EXERCISE DIRECTIONS: Skip the pictures. Reproduce all other material exactly.

RECORD EXTRACTS:

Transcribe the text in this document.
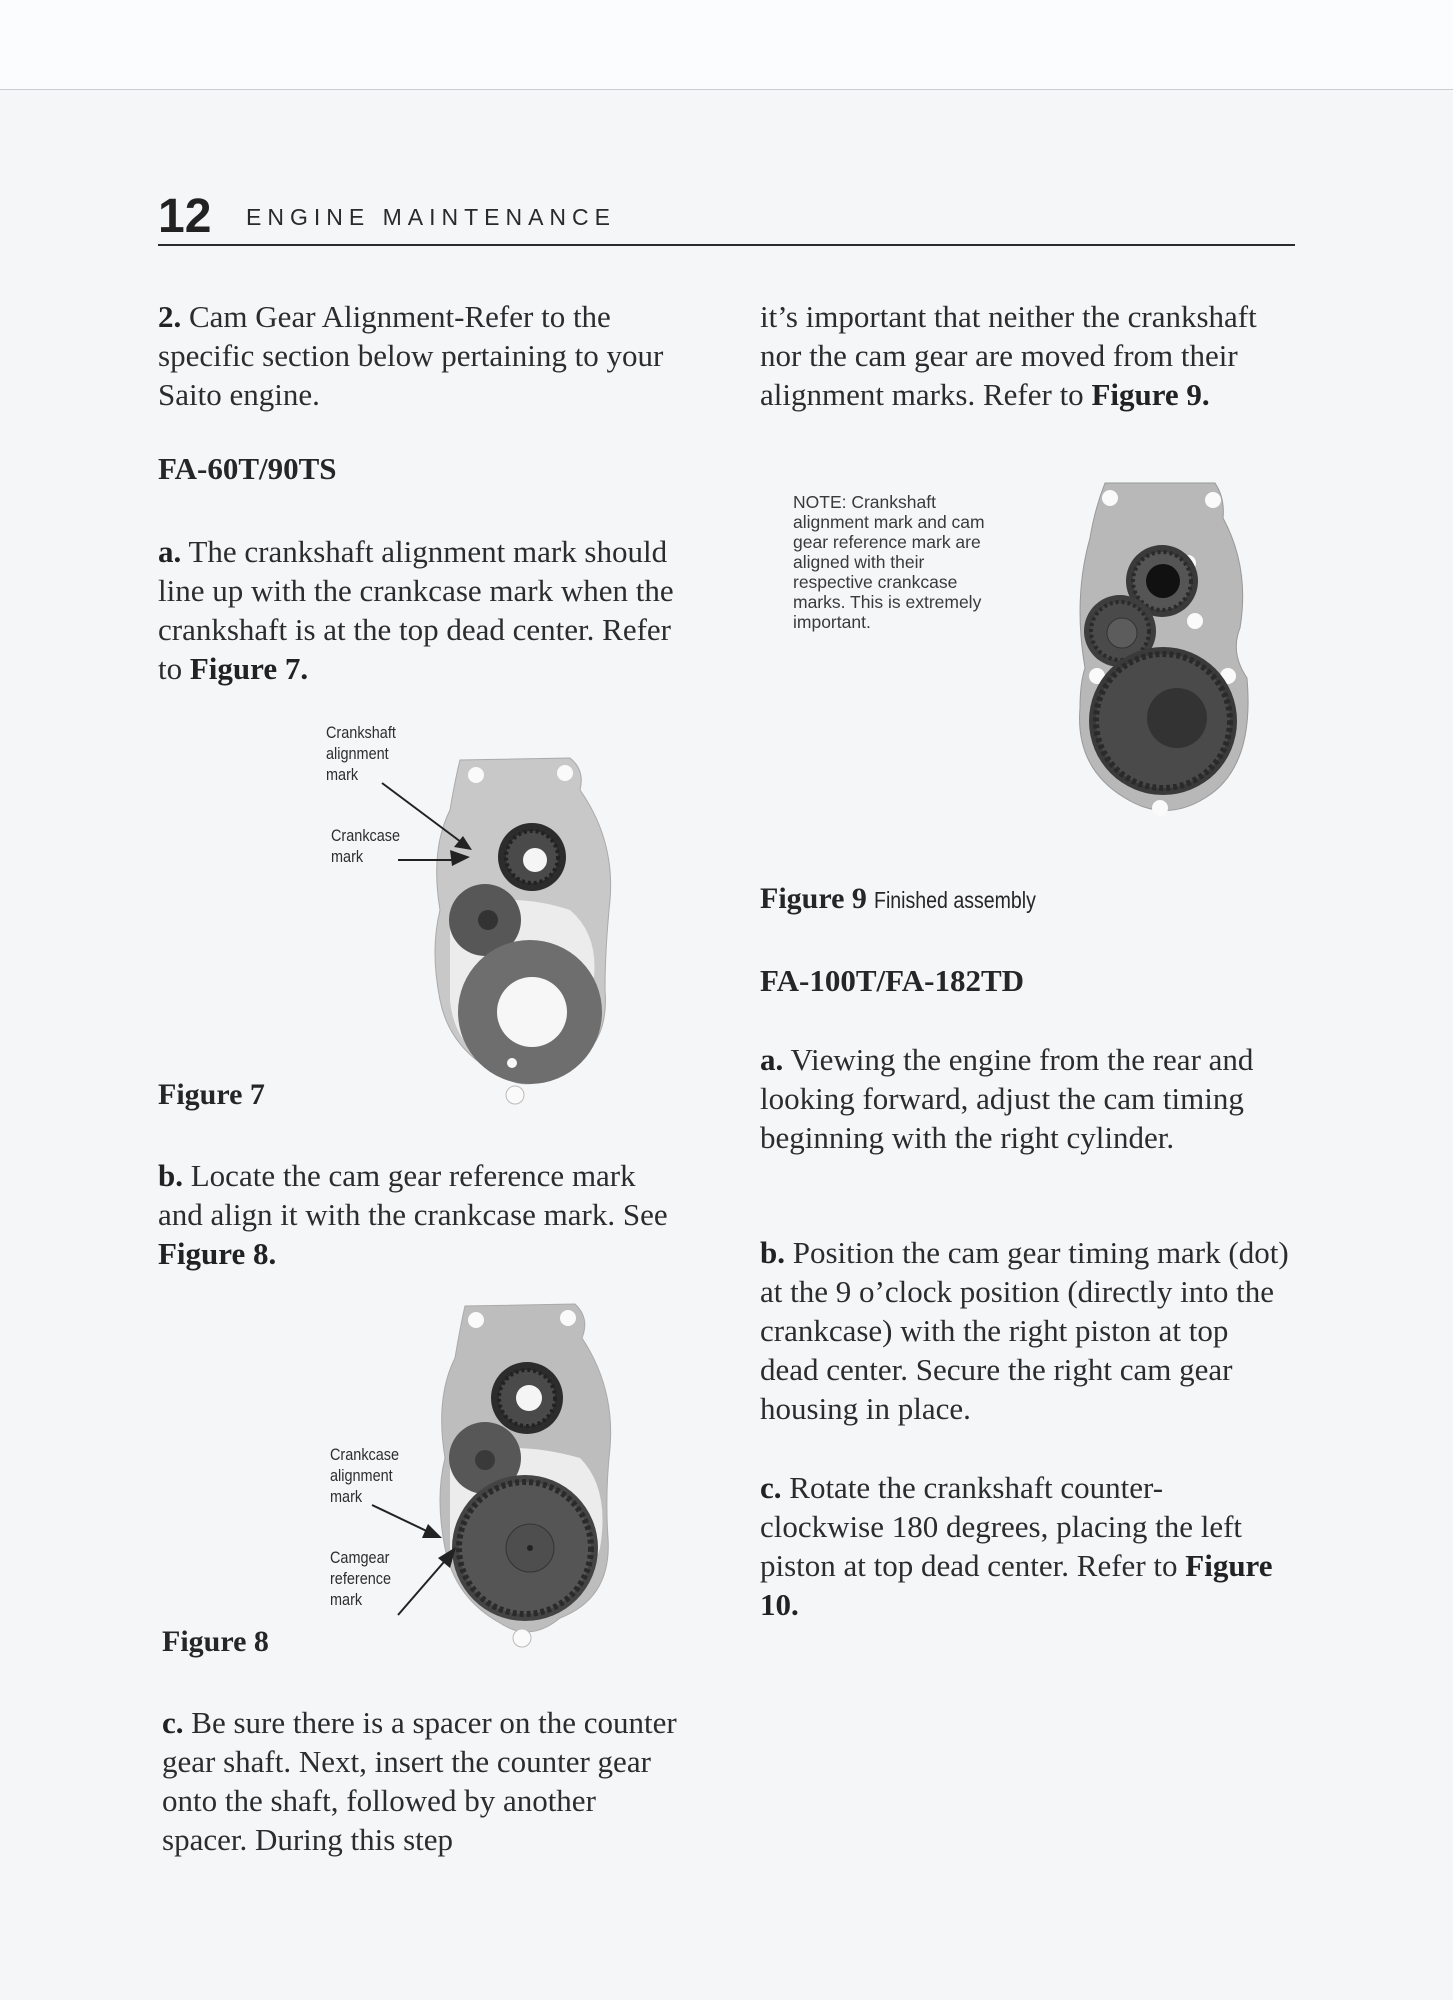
12 ENGINE MAINTENANCE
2. Cam Gear Alignment-Refer to the specific section below pertaining to your Saito engine.
FA-60T/90TS
a. The crankshaft alignment mark should line up with the crankcase mark when the crankshaft is at the top dead center. Refer to Figure 7.
Crankshaft
alignment
mark
Crankcase
mark
Figure 7
b. Locate the cam gear reference mark and align it with the crankcase mark. See Figure 8.
Crankcase
alignment
mark
Camgear
reference
mark
Figure 8
c. Be sure there is a spacer on the counter gear shaft. Next, insert the counter gear onto the shaft, followed by another spacer. During this step
it’s important that neither the crankshaft nor the cam gear are moved from their alignment marks. Refer to Figure 9.
NOTE: Crankshaft alignment mark and cam gear reference mark are aligned with their respective crankcase marks. This is extremely important.
Figure 9 Finished assembly
FA-100T/FA-182TD
a. Viewing the engine from the rear and looking forward, adjust the cam timing beginning with the right cylinder.
b. Position the cam gear timing mark (dot) at the 9 o’clock position (directly into the crankcase) with the right piston at top dead center. Secure the right cam gear housing in place.
c. Rotate the crankshaft counter-clockwise 180 degrees, placing the left piston at top dead center. Refer to Figure 10.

TASK OUTPUT:
Transcribe the text in this document.
12 ENGINE MAINTENANCE
2. Cam Gear Alignment-Refer to the specific section below pertaining to your Saito engine.
FA-60T/90TS
a. The crankshaft alignment mark should line up with the crankcase mark when the crankshaft is at the top dead center. Refer to Figure 7.
Crankshaft
alignment
mark
Crankcase
mark
Figure 7
b. Locate the cam gear reference mark and align it with the crankcase mark. See Figure 8.
Crankcase
alignment
mark
Camgear
reference
mark
Figure 8
c. Be sure there is a spacer on the counter gear shaft. Next, insert the counter gear onto the shaft, followed by another spacer. During this step
it’s important that neither the crankshaft nor the cam gear are moved from their alignment marks. Refer to Figure 9.
NOTE: Crankshaft alignment mark and cam gear reference mark are aligned with their respective crankcase marks. This is extremely important.
Figure 9 Finished assembly
FA-100T/FA-182TD
a. Viewing the engine from the rear and looking forward, adjust the cam timing beginning with the right cylinder.
b. Position the cam gear timing mark (dot) at the 9 o’clock position (directly into the crankcase) with the right piston at top dead center. Secure the right cam gear housing in place.
c. Rotate the crankshaft counter-clockwise 180 degrees, placing the left piston at top dead center. Refer to Figure 10.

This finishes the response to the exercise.